[Figure collection entries]
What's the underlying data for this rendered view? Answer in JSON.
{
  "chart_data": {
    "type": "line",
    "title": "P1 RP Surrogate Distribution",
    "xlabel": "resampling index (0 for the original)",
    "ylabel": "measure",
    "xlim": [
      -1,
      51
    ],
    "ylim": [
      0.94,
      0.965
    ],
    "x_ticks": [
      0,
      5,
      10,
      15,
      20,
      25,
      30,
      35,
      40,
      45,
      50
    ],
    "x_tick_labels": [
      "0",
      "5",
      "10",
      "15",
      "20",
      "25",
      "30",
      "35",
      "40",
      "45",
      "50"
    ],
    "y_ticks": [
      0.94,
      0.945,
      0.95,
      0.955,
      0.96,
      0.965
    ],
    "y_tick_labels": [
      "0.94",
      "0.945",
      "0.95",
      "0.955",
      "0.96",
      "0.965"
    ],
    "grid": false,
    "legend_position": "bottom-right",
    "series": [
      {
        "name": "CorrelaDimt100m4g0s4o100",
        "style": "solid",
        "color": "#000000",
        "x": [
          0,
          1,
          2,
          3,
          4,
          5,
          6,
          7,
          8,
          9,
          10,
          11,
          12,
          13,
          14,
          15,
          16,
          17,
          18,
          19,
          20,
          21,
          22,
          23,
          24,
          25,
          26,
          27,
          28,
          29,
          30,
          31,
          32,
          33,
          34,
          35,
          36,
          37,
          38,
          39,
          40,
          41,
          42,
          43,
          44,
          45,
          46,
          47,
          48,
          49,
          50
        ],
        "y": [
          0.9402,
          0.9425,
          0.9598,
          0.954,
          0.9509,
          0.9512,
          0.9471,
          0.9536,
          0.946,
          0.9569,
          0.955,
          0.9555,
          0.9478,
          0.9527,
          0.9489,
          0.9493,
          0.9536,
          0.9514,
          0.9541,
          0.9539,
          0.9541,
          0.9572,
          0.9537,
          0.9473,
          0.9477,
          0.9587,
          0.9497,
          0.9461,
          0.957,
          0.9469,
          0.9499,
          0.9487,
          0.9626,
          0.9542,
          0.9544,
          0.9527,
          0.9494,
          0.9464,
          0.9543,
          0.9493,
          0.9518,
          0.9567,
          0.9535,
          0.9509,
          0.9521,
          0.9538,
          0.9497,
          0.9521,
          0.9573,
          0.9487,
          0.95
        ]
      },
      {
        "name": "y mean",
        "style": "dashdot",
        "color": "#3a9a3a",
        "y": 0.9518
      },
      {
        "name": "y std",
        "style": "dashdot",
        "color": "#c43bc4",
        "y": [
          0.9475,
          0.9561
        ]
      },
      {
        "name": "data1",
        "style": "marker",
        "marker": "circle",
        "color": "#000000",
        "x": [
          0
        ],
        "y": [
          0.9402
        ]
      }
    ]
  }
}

**What you will do**
Repeat the entries above exactly, leaving nothing out.

**Solution for this task**
What's the underlying data for this rendered view? Answer in JSON.
{
  "chart_data": {
    "type": "line",
    "title": "P1 RP Surrogate Distribution",
    "xlabel": "resampling index (0 for the original)",
    "ylabel": "measure",
    "xlim": [
      -1,
      51
    ],
    "ylim": [
      0.94,
      0.965
    ],
    "x_ticks": [
      0,
      5,
      10,
      15,
      20,
      25,
      30,
      35,
      40,
      45,
      50
    ],
    "x_tick_labels": [
      "0",
      "5",
      "10",
      "15",
      "20",
      "25",
      "30",
      "35",
      "40",
      "45",
      "50"
    ],
    "y_ticks": [
      0.94,
      0.945,
      0.95,
      0.955,
      0.96,
      0.965
    ],
    "y_tick_labels": [
      "0.94",
      "0.945",
      "0.95",
      "0.955",
      "0.96",
      "0.965"
    ],
    "grid": false,
    "legend_position": "bottom-right",
    "series": [
      {
        "name": "CorrelaDimt100m4g0s4o100",
        "style": "solid",
        "color": "#000000",
        "x": [
          0,
          1,
          2,
          3,
          4,
          5,
          6,
          7,
          8,
          9,
          10,
          11,
          12,
          13,
          14,
          15,
          16,
          17,
          18,
          19,
          20,
          21,
          22,
          23,
          24,
          25,
          26,
          27,
          28,
          29,
          30,
          31,
          32,
          33,
          34,
          35,
          36,
          37,
          38,
          39,
          40,
          41,
          42,
          43,
          44,
          45,
          46,
          47,
          48,
          49,
          50
        ],
        "y": [
          0.9402,
          0.9425,
          0.9598,
          0.954,
          0.9509,
          0.9512,
          0.9471,
          0.9536,
          0.946,
          0.9569,
          0.955,
          0.9555,
          0.9478,
          0.9527,
          0.9489,
          0.9493,
          0.9536,
          0.9514,
          0.9541,
          0.9539,
          0.9541,
          0.9572,
          0.9537,
          0.9473,
          0.9477,
          0.9587,
          0.9497,
          0.9461,
          0.957,
          0.9469,
          0.9499,
          0.9487,
          0.9626,
          0.9542,
          0.9544,
          0.9527,
          0.9494,
          0.9464,
          0.9543,
          0.9493,
          0.9518,
          0.9567,
          0.9535,
          0.9509,
          0.9521,
          0.9538,
          0.9497,
          0.9521,
          0.9573,
          0.9487,
          0.95
        ]
      },
      {
        "name": "y mean",
        "style": "dashdot",
        "color": "#3a9a3a",
        "y": 0.9518
      },
      {
        "name": "y std",
        "style": "dashdot",
        "color": "#c43bc4",
        "y": [
          0.9475,
          0.9561
        ]
      },
      {
        "name": "data1",
        "style": "marker",
        "marker": "circle",
        "color": "#000000",
        "x": [
          0
        ],
        "y": [
          0.9402
        ]
      }
    ]
  }
}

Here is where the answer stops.